**Your task:**
Set down all of the data exactly as it appears.

□ □ □

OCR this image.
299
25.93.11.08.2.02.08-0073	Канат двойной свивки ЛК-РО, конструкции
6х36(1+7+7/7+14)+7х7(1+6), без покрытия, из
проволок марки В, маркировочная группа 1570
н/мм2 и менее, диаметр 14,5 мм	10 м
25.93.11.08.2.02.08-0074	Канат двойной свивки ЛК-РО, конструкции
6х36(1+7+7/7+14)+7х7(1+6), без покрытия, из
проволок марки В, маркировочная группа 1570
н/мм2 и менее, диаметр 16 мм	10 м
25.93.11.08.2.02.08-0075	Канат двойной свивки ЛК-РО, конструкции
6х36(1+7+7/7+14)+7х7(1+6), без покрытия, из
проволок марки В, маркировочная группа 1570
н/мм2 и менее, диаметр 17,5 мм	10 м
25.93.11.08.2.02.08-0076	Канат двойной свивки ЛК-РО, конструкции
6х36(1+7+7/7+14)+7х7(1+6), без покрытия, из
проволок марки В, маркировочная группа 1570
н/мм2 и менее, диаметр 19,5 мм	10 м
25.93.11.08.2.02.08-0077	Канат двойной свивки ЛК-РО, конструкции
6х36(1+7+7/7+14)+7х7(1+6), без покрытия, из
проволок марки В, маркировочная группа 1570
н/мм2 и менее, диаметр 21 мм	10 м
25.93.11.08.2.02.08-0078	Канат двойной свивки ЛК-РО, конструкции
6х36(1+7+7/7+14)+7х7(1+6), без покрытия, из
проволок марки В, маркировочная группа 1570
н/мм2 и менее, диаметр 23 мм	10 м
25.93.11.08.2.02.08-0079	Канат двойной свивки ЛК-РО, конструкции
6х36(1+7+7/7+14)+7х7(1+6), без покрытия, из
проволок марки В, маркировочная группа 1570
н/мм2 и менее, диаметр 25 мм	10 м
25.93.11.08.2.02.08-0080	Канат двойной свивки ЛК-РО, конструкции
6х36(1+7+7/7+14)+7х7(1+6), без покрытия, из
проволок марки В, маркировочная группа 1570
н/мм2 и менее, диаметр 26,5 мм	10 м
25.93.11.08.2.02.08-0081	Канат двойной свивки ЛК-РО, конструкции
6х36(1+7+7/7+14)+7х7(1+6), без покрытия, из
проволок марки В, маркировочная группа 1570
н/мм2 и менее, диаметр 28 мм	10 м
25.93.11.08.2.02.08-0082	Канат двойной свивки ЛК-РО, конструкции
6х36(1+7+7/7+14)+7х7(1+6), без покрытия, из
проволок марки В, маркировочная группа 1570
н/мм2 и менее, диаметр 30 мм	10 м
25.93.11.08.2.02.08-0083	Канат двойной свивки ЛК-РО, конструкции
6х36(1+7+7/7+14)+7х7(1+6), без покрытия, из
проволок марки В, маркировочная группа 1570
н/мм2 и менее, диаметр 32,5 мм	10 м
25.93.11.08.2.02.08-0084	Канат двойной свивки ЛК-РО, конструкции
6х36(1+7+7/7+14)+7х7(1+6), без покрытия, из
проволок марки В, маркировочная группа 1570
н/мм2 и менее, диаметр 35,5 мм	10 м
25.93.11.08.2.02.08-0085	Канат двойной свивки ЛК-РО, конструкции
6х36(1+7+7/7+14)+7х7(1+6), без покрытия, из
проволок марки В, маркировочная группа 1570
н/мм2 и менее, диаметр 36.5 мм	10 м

□ □ □

**Task solution:**
OCR this image.
299
25.93.11.08.2.02.08-0073	Канат двойной свивки ЛК-РО, конструкции
6х36(1+7+7/7+14)+7х7(1+6), без покрытия, из
проволок марки В, маркировочная группа 1570
н/мм2 и менее, диаметр 14,5 мм	10 м
25.93.11.08.2.02.08-0074	Канат двойной свивки ЛК-РО, конструкции
6х36(1+7+7/7+14)+7х7(1+6), без покрытия, из
проволок марки В, маркировочная группа 1570
н/мм2 и менее, диаметр 16 мм	10 м
25.93.11.08.2.02.08-0075	Канат двойной свивки ЛК-РО, конструкции
6х36(1+7+7/7+14)+7х7(1+6), без покрытия, из
проволок марки В, маркировочная группа 1570
н/мм2 и менее, диаметр 17,5 мм	10 м
25.93.11.08.2.02.08-0076	Канат двойной свивки ЛК-РО, конструкции
6х36(1+7+7/7+14)+7х7(1+6), без покрытия, из
проволок марки В, маркировочная группа 1570
н/мм2 и менее, диаметр 19,5 мм	10 м
25.93.11.08.2.02.08-0077	Канат двойной свивки ЛК-РО, конструкции
6х36(1+7+7/7+14)+7х7(1+6), без покрытия, из
проволок марки В, маркировочная группа 1570
н/мм2 и менее, диаметр 21 мм	10 м
25.93.11.08.2.02.08-0078	Канат двойной свивки ЛК-РО, конструкции
6х36(1+7+7/7+14)+7х7(1+6), без покрытия, из
проволок марки В, маркировочная группа 1570
н/мм2 и менее, диаметр 23 мм	10 м
25.93.11.08.2.02.08-0079	Канат двойной свивки ЛК-РО, конструкции
6х36(1+7+7/7+14)+7х7(1+6), без покрытия, из
проволок марки В, маркировочная группа 1570
н/мм2 и менее, диаметр 25 мм	10 м
25.93.11.08.2.02.08-0080	Канат двойной свивки ЛК-РО, конструкции
6х36(1+7+7/7+14)+7х7(1+6), без покрытия, из
проволок марки В, маркировочная группа 1570
н/мм2 и менее, диаметр 26,5 мм	10 м
25.93.11.08.2.02.08-0081	Канат двойной свивки ЛК-РО, конструкции
6х36(1+7+7/7+14)+7х7(1+6), без покрытия, из
проволок марки В, маркировочная группа 1570
н/мм2 и менее, диаметр 28 мм	10 м
25.93.11.08.2.02.08-0082	Канат двойной свивки ЛК-РО, конструкции
6х36(1+7+7/7+14)+7х7(1+6), без покрытия, из
проволок марки В, маркировочная группа 1570
н/мм2 и менее, диаметр 30 мм	10 м
25.93.11.08.2.02.08-0083	Канат двойной свивки ЛК-РО, конструкции
6х36(1+7+7/7+14)+7х7(1+6), без покрытия, из
проволок марки В, маркировочная группа 1570
н/мм2 и менее, диаметр 32,5 мм	10 м
25.93.11.08.2.02.08-0084	Канат двойной свивки ЛК-РО, конструкции
6х36(1+7+7/7+14)+7х7(1+6), без покрытия, из
проволок марки В, маркировочная группа 1570
н/мм2 и менее, диаметр 35,5 мм	10 м
25.93.11.08.2.02.08-0085	Канат двойной свивки ЛК-РО, конструкции
6х36(1+7+7/7+14)+7х7(1+6), без покрытия, из
проволок марки В, маркировочная группа 1570
н/мм2 и менее, диаметр 36.5 мм	10 м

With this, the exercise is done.